[GIVEN RECORDS]
════════════════

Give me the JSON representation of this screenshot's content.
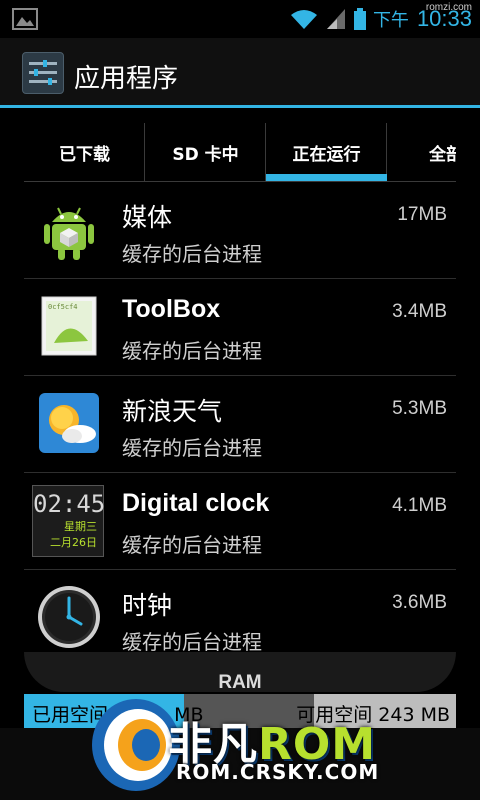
{
  "status_bar": {
    "ampm": "下午",
    "time": "10:33",
    "watermark": "romzi.com"
  },
  "action_bar": {
    "title": "应用程序"
  },
  "tabs": [
    {
      "label": "已下载",
      "active": false
    },
    {
      "label": "SD 卡中",
      "active": false
    },
    {
      "label": "正在运行",
      "active": true
    },
    {
      "label": "全部",
      "active": false
    }
  ],
  "apps": [
    {
      "name": "媒体",
      "status": "缓存的后台进程",
      "size": "17MB",
      "icon": "android-media-icon"
    },
    {
      "name": "ToolBox",
      "status": "缓存的后台进程",
      "size": "3.4MB",
      "icon": "toolbox-icon"
    },
    {
      "name": "新浪天气",
      "status": "缓存的后台进程",
      "size": "5.3MB",
      "icon": "weather-icon"
    },
    {
      "name": "Digital clock",
      "status": "缓存的后台进程",
      "size": "4.1MB",
      "icon": "digital-clock-icon"
    },
    {
      "name": "时钟",
      "status": "缓存的后台进程",
      "size": "3.6MB",
      "icon": "clock-icon"
    }
  ],
  "digital_clock_icon": {
    "time": "02:45",
    "weekday": "星期三",
    "date": "二月26日"
  },
  "ram": {
    "label": "RAM",
    "used_text": "已用空间",
    "used_value": "MB",
    "free_text": "可用空间",
    "free_value": "243 MB"
  },
  "logo": {
    "brand_cn": "非凡",
    "brand_en": "ROM",
    "url": "ROM.CRSKY.COM"
  },
  "colors": {
    "accent": "#33b5e5",
    "logo_green": "#b7e02e"
  }
}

════════════════

[THE PROBLEM] Take the records above and transcribe them exactly, dropping every picture.

[WRITTEN ANSWER]
Give me the JSON representation of this screenshot's content.
{
  "status_bar": {
    "ampm": "下午",
    "time": "10:33",
    "watermark": "romzi.com"
  },
  "action_bar": {
    "title": "应用程序"
  },
  "tabs": [
    {
      "label": "已下载",
      "active": false
    },
    {
      "label": "SD 卡中",
      "active": false
    },
    {
      "label": "正在运行",
      "active": true
    },
    {
      "label": "全部",
      "active": false
    }
  ],
  "apps": [
    {
      "name": "媒体",
      "status": "缓存的后台进程",
      "size": "17MB",
      "icon": "android-media-icon"
    },
    {
      "name": "ToolBox",
      "status": "缓存的后台进程",
      "size": "3.4MB",
      "icon": "toolbox-icon"
    },
    {
      "name": "新浪天气",
      "status": "缓存的后台进程",
      "size": "5.3MB",
      "icon": "weather-icon"
    },
    {
      "name": "Digital clock",
      "status": "缓存的后台进程",
      "size": "4.1MB",
      "icon": "digital-clock-icon"
    },
    {
      "name": "时钟",
      "status": "缓存的后台进程",
      "size": "3.6MB",
      "icon": "clock-icon"
    }
  ],
  "digital_clock_icon": {
    "time": "02:45",
    "weekday": "星期三",
    "date": "二月26日"
  },
  "ram": {
    "label": "RAM",
    "used_text": "已用空间",
    "used_value": "MB",
    "free_text": "可用空间",
    "free_value": "243 MB"
  },
  "logo": {
    "brand_cn": "非凡",
    "brand_en": "ROM",
    "url": "ROM.CRSKY.COM"
  },
  "colors": {
    "accent": "#33b5e5",
    "logo_green": "#b7e02e"
  }
}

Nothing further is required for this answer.